(Dataset records)
..........

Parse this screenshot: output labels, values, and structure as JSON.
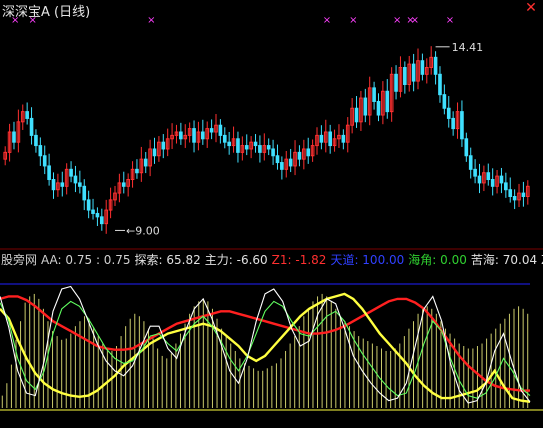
{
  "window": {
    "title": "深深宝A (日线)"
  },
  "price_labels": {
    "high": "14.41",
    "low": "9.00"
  },
  "indicator_bar": [
    {
      "label": "股旁网",
      "color": "#d0d0d0"
    },
    {
      "label": "AA: 0.75 : 0.75",
      "color": "#d0d0d0"
    },
    {
      "label": "探索: 65.82",
      "color": "#e0e0e0"
    },
    {
      "label": "主力: -6.60",
      "color": "#e0e0e0"
    },
    {
      "label": "Z1: -1.82",
      "color": "#ff3030"
    },
    {
      "label": "天道: 100.00",
      "color": "#3040ff"
    },
    {
      "label": "海角: 0.00",
      "color": "#30d030"
    },
    {
      "label": "苦海: 70.04",
      "color": "#e0e0e0"
    },
    {
      "label": "Z",
      "color": "#e0e0e0"
    }
  ],
  "colors": {
    "up": "#ff3030",
    "down": "#40e0ff",
    "marker": "#ff40ff",
    "blue_line": "#2020ff",
    "red_line": "#ff2020",
    "yellow_line": "#ffff40",
    "green_line": "#60ff60",
    "white_line": "#ffffff",
    "hist": "#f0f080"
  },
  "chart_data": [
    {
      "type": "candlestick",
      "title": "",
      "ylim": [
        8.6,
        15.2
      ],
      "annotations": [
        {
          "text": "14.41",
          "x": 98,
          "y": 14.41
        },
        {
          "text": "9.00",
          "x": 25,
          "y": 9.0
        }
      ],
      "markers_x": [
        2,
        6,
        33,
        73,
        79,
        89,
        92,
        93,
        101
      ],
      "closes": [
        11.3,
        11.9,
        11.6,
        12.2,
        12.5,
        12.3,
        11.8,
        11.5,
        11.2,
        10.9,
        10.5,
        10.2,
        10.4,
        10.3,
        10.8,
        10.6,
        10.4,
        10.3,
        9.9,
        9.6,
        9.5,
        9.4,
        9.2,
        9.6,
        9.9,
        10.1,
        10.4,
        10.3,
        10.5,
        10.8,
        10.7,
        11.1,
        10.9,
        11.4,
        11.2,
        11.6,
        11.4,
        11.7,
        11.8,
        11.9,
        11.7,
        11.8,
        12.0,
        11.6,
        11.9,
        11.7,
        12.0,
        11.9,
        12.1,
        11.8,
        11.6,
        11.5,
        11.7,
        11.3,
        11.5,
        11.4,
        11.6,
        11.5,
        11.3,
        11.5,
        11.4,
        11.2,
        11.0,
        10.8,
        11.1,
        10.9,
        11.3,
        11.1,
        11.4,
        11.2,
        11.5,
        11.8,
        11.6,
        11.9,
        11.5,
        11.7,
        11.8,
        11.6,
        12.1,
        12.6,
        12.2,
        12.9,
        12.4,
        13.2,
        12.8,
        12.4,
        13.1,
        12.5,
        13.6,
        13.1,
        13.8,
        13.3,
        13.9,
        13.4,
        14.0,
        13.6,
        13.8,
        14.1,
        13.6,
        13.0,
        12.6,
        12.3,
        12.0,
        12.5,
        11.7,
        11.2,
        10.8,
        10.6,
        10.4,
        10.7,
        10.5,
        10.3,
        10.6,
        10.4,
        10.2,
        10.0,
        9.9,
        10.1,
        10.0,
        10.3
      ]
    },
    {
      "type": "line",
      "title": "",
      "ylim": [
        0,
        100
      ],
      "series": [
        {
          "name": "",
          "color_key": "blue_line",
          "values": [
            100,
            100
          ]
        },
        {
          "name": "",
          "color_key": "red_line",
          "values": [
            88,
            90,
            90,
            87,
            82,
            76,
            70,
            66,
            62,
            58,
            54,
            50,
            48,
            47,
            47,
            48,
            52,
            56,
            60,
            64,
            68,
            70,
            72,
            74,
            76,
            78,
            78,
            76,
            74,
            72,
            70,
            68,
            66,
            64,
            62,
            60,
            60,
            61,
            63,
            66,
            70,
            74,
            78,
            82,
            86,
            88,
            88,
            85,
            80,
            72,
            62,
            52,
            42,
            34,
            28,
            22,
            18,
            16,
            15,
            14,
            14
          ]
        },
        {
          "name": "",
          "color_key": "yellow_line",
          "values": [
            80,
            72,
            55,
            40,
            28,
            20,
            15,
            12,
            10,
            9,
            10,
            14,
            20,
            26,
            34,
            40,
            46,
            52,
            56,
            60,
            62,
            64,
            66,
            68,
            66,
            62,
            56,
            50,
            42,
            38,
            42,
            50,
            58,
            66,
            74,
            80,
            84,
            88,
            90,
            92,
            88,
            80,
            70,
            60,
            52,
            44,
            36,
            26,
            18,
            12,
            8,
            8,
            10,
            12,
            14,
            20,
            30,
            18,
            8,
            6,
            5
          ]
        },
        {
          "name": "",
          "color_key": "green_line",
          "values": [
            85,
            70,
            40,
            22,
            15,
            30,
            60,
            80,
            86,
            82,
            72,
            60,
            48,
            40,
            36,
            38,
            46,
            58,
            60,
            52,
            46,
            58,
            68,
            74,
            66,
            54,
            40,
            30,
            42,
            60,
            78,
            86,
            82,
            70,
            60,
            58,
            66,
            74,
            78,
            70,
            56,
            44,
            34,
            24,
            16,
            10,
            12,
            30,
            52,
            70,
            62,
            40,
            22,
            10,
            8,
            12,
            24,
            40,
            30,
            16,
            10
          ]
        },
        {
          "name": "",
          "color_key": "white_line",
          "values": [
            90,
            65,
            30,
            12,
            10,
            38,
            78,
            96,
            98,
            88,
            70,
            52,
            38,
            30,
            26,
            34,
            50,
            66,
            66,
            48,
            40,
            62,
            80,
            88,
            72,
            52,
            30,
            20,
            40,
            70,
            92,
            96,
            86,
            64,
            50,
            54,
            76,
            88,
            84,
            64,
            42,
            30,
            20,
            12,
            6,
            8,
            20,
            50,
            80,
            90,
            70,
            36,
            14,
            4,
            6,
            20,
            46,
            60,
            36,
            14,
            5
          ]
        }
      ],
      "histogram": [
        10,
        20,
        35,
        55,
        70,
        85,
        90,
        92,
        88,
        80,
        70,
        62,
        58,
        55,
        56,
        60,
        66,
        70,
        74,
        72,
        65,
        58,
        52,
        48,
        46,
        50,
        58,
        66,
        72,
        76,
        74,
        70,
        64,
        56,
        48,
        42,
        40,
        44,
        52,
        60,
        68,
        76,
        82,
        86,
        88,
        86,
        80,
        72,
        64,
        58,
        52,
        46,
        40,
        36,
        34,
        32,
        30,
        30,
        32,
        34,
        36,
        40,
        46,
        52,
        58,
        66,
        74,
        80,
        86,
        90,
        92,
        90,
        86,
        80,
        74,
        70,
        66,
        62,
        58,
        56,
        54,
        52,
        50,
        48,
        46,
        46,
        48,
        52,
        58,
        64,
        70,
        76,
        80,
        82,
        80,
        76,
        70,
        64,
        60,
        56,
        52,
        50,
        48,
        48,
        50,
        52,
        56,
        60,
        64,
        68,
        72,
        76,
        80,
        82,
        80,
        76
      ]
    }
  ]
}
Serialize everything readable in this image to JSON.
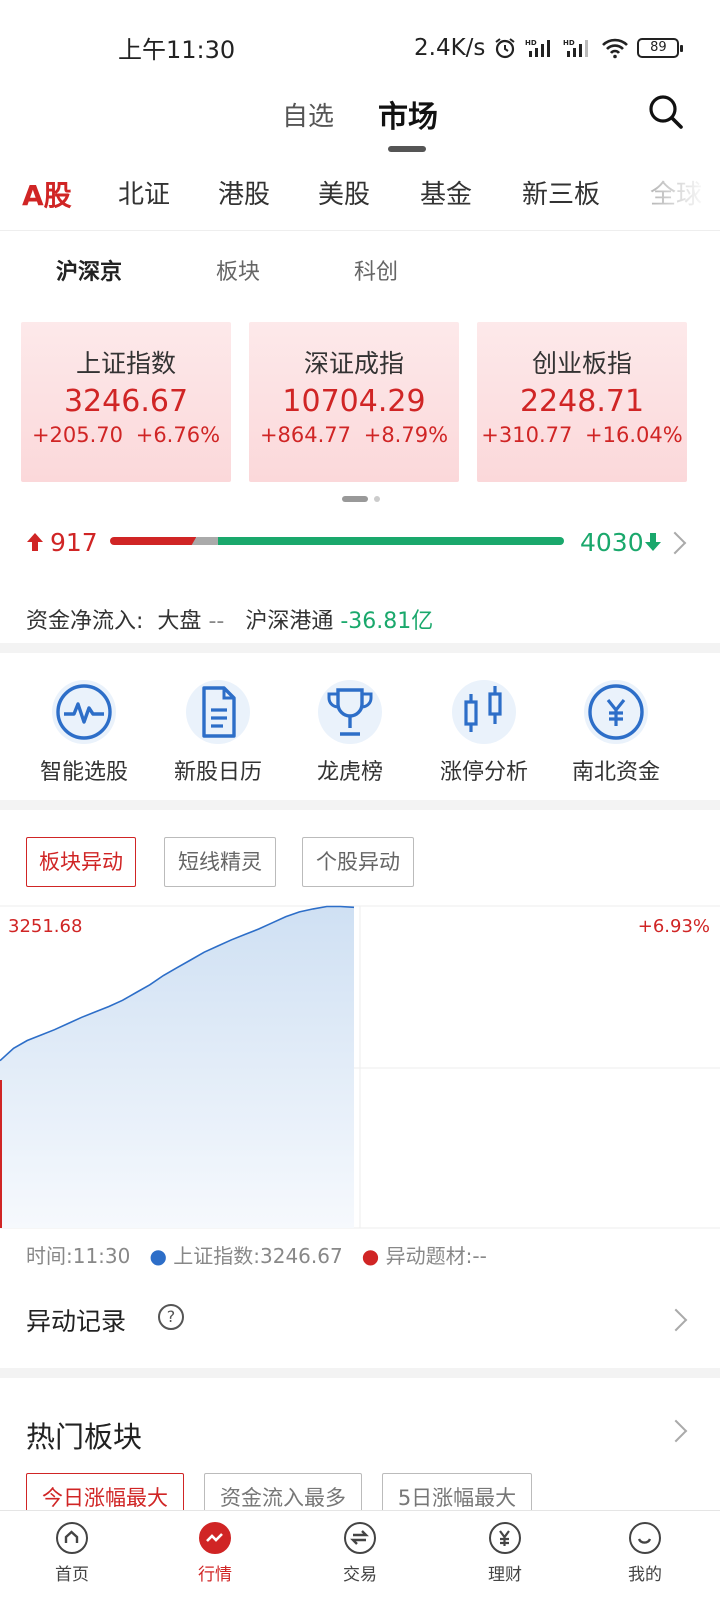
{
  "status_bar": {
    "time": "上午11:30",
    "speed": "2.4K/s",
    "battery": "89"
  },
  "top_nav": {
    "watchlist": "自选",
    "market": "市场"
  },
  "market_tabs": [
    "A股",
    "北证",
    "港股",
    "美股",
    "基金",
    "新三板",
    "全球"
  ],
  "sub_tabs": [
    "沪深京",
    "板块",
    "科创"
  ],
  "indices": [
    {
      "name": "上证指数",
      "value": "3246.67",
      "change": "+205.70",
      "pct": "+6.76%"
    },
    {
      "name": "深证成指",
      "value": "10704.29",
      "change": "+864.77",
      "pct": "+8.79%"
    },
    {
      "name": "创业板指",
      "value": "2248.71",
      "change": "+310.77",
      "pct": "+16.04%"
    }
  ],
  "breadth": {
    "up": "917",
    "down": "4030"
  },
  "fund_flow": {
    "label": "资金净流入:",
    "dapan_label": "大盘",
    "dapan_value": "--",
    "hsgt_label": "沪深港通",
    "hsgt_value": "-36.81亿"
  },
  "quick_entries": [
    {
      "label": "智能选股",
      "icon": "pulse-icon"
    },
    {
      "label": "新股日历",
      "icon": "document-icon"
    },
    {
      "label": "龙虎榜",
      "icon": "trophy-icon"
    },
    {
      "label": "涨停分析",
      "icon": "candlestick-icon"
    },
    {
      "label": "南北资金",
      "icon": "yuan-icon"
    }
  ],
  "anomaly_tabs": [
    "板块异动",
    "短线精灵",
    "个股异动"
  ],
  "chart_data": {
    "type": "line",
    "title": "",
    "y_top_label": "3251.68",
    "y_top_pct": "+6.93%",
    "series": [
      {
        "values": [
          3052,
          3068,
          3078,
          3085,
          3092,
          3100,
          3108,
          3115,
          3122,
          3130,
          3140,
          3150,
          3162,
          3172,
          3182,
          3192,
          3200,
          3208,
          3215,
          3222,
          3230,
          3238,
          3244,
          3248,
          3251,
          3251,
          3250
        ]
      }
    ],
    "legend_time": "时间:11:30",
    "legend_index": "上证指数:3246.67",
    "legend_theme": "异动题材:--"
  },
  "anomaly_record": {
    "title": "异动记录",
    "help": "?"
  },
  "hot_sectors": {
    "title": "热门板块",
    "tabs": [
      "今日涨幅最大",
      "资金流入最多",
      "5日涨幅最大"
    ]
  },
  "bottom_nav": [
    "首页",
    "行情",
    "交易",
    "理财",
    "我的"
  ],
  "colors": {
    "up": "#d02525",
    "down": "#1aa86c",
    "accent": "#2d6ec8"
  }
}
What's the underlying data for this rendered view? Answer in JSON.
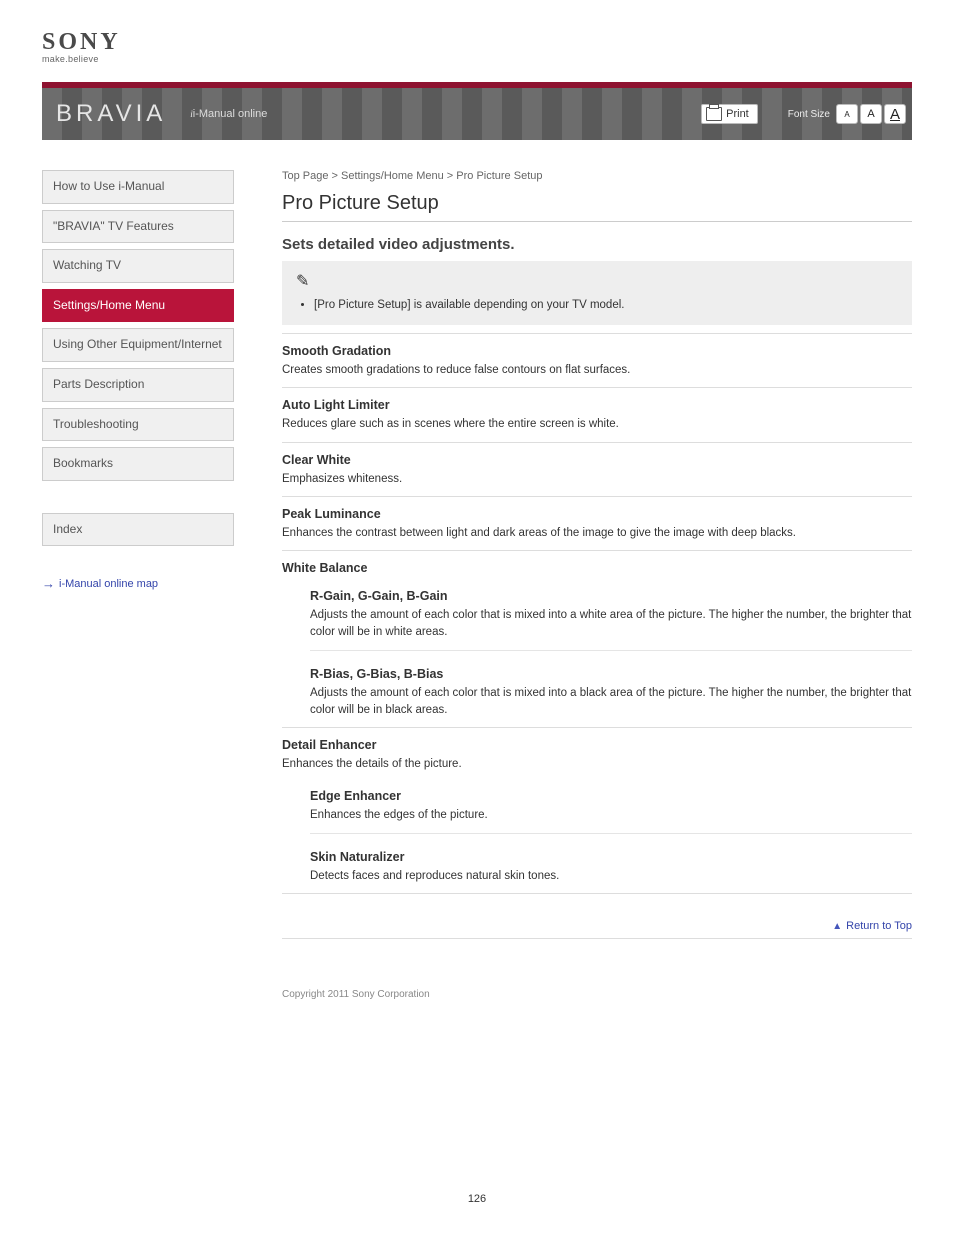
{
  "logo": {
    "brand": "SONY",
    "tagline": "make.believe"
  },
  "banner": {
    "title": "BRAVIA",
    "manual_label": "i-Manual online",
    "print_label": "Print",
    "font_size_label": "Font Size",
    "font_a": "A"
  },
  "sidebar": {
    "items": [
      {
        "label": "How to Use i-Manual"
      },
      {
        "label": "\"BRAVIA\" TV Features"
      },
      {
        "label": "Watching TV"
      },
      {
        "label": "Settings/Home Menu"
      },
      {
        "label": "Using Other Equipment/Internet"
      },
      {
        "label": "Parts Description"
      },
      {
        "label": "Troubleshooting"
      },
      {
        "label": "Bookmarks"
      },
      {
        "label": "Index"
      }
    ],
    "active_index": 3,
    "imanual_link": "i-Manual online map"
  },
  "main": {
    "breadcrumb": "Top Page > Settings/Home Menu > Pro Picture Setup",
    "title": "Pro Picture Setup",
    "lead": "Sets detailed video adjustments.",
    "note": "[Pro Picture Setup] is available depending on your TV model.",
    "sections": [
      {
        "title": "Smooth Gradation",
        "desc": "Creates smooth gradations to reduce false contours on flat surfaces."
      },
      {
        "title": "Auto Light Limiter",
        "desc": "Reduces glare such as in scenes where the entire screen is white."
      },
      {
        "title": "Clear White",
        "desc": "Emphasizes whiteness."
      },
      {
        "title": "Peak Luminance",
        "desc": "Enhances the contrast between light and dark areas of the image to give the image with deep blacks."
      }
    ],
    "white_balance_title": "White Balance",
    "white_balance": [
      {
        "title": "R-Gain, G-Gain, B-Gain",
        "desc": "Adjusts the amount of each color that is mixed into a white area of the picture. The higher the number, the brighter that color will be in white areas."
      },
      {
        "title": "R-Bias, G-Bias, B-Bias",
        "desc": "Adjusts the amount of each color that is mixed into a black area of the picture. The higher the number, the brighter that color will be in black areas."
      }
    ],
    "detail_title": "Detail Enhancer",
    "detail_desc": "Enhances the details of the picture.",
    "detail_sub": [
      {
        "title": "Edge Enhancer",
        "desc": "Enhances the edges of the picture."
      },
      {
        "title": "Skin Naturalizer",
        "desc": "Detects faces and reproduces natural skin tones."
      }
    ],
    "back_to_top": "Return to Top",
    "copyright": "Copyright 2011 Sony Corporation"
  },
  "page_number": "126"
}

..........

◆ What you need to do ◆
In the entries above, locate every line with the word "Menu" and copy it.

◆ Exercise answer ◆
        "label": "Settings/Home Menu"
    "breadcrumb": "Top Page > Settings/Home Menu > Pro Picture Setup",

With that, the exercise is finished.